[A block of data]

## Begin

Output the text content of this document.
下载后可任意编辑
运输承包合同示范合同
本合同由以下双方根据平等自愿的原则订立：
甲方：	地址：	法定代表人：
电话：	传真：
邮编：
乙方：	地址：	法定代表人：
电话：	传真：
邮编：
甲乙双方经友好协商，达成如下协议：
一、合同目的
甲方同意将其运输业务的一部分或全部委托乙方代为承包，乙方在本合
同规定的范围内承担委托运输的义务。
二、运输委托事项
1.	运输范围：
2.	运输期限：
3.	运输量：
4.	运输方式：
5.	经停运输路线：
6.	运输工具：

## End

▶ **WHAT TO WORK ON**
Every entry should be printed again exactly as written.

▶ **RESPONSE BELOW**
Output the text content of this document.
下载后可任意编辑
运输承包合同示范合同
本合同由以下双方根据平等自愿的原则订立：
甲方：	地址：	法定代表人：
电话：	传真：
邮编：
乙方：	地址：	法定代表人：
电话：	传真：
邮编：
甲乙双方经友好协商，达成如下协议：
一、合同目的
甲方同意将其运输业务的一部分或全部委托乙方代为承包，乙方在本合
同规定的范围内承担委托运输的义务。
二、运输委托事项
1.	运输范围：
2.	运输期限：
3.	运输量：
4.	运输方式：
5.	经停运输路线：
6.	运输工具：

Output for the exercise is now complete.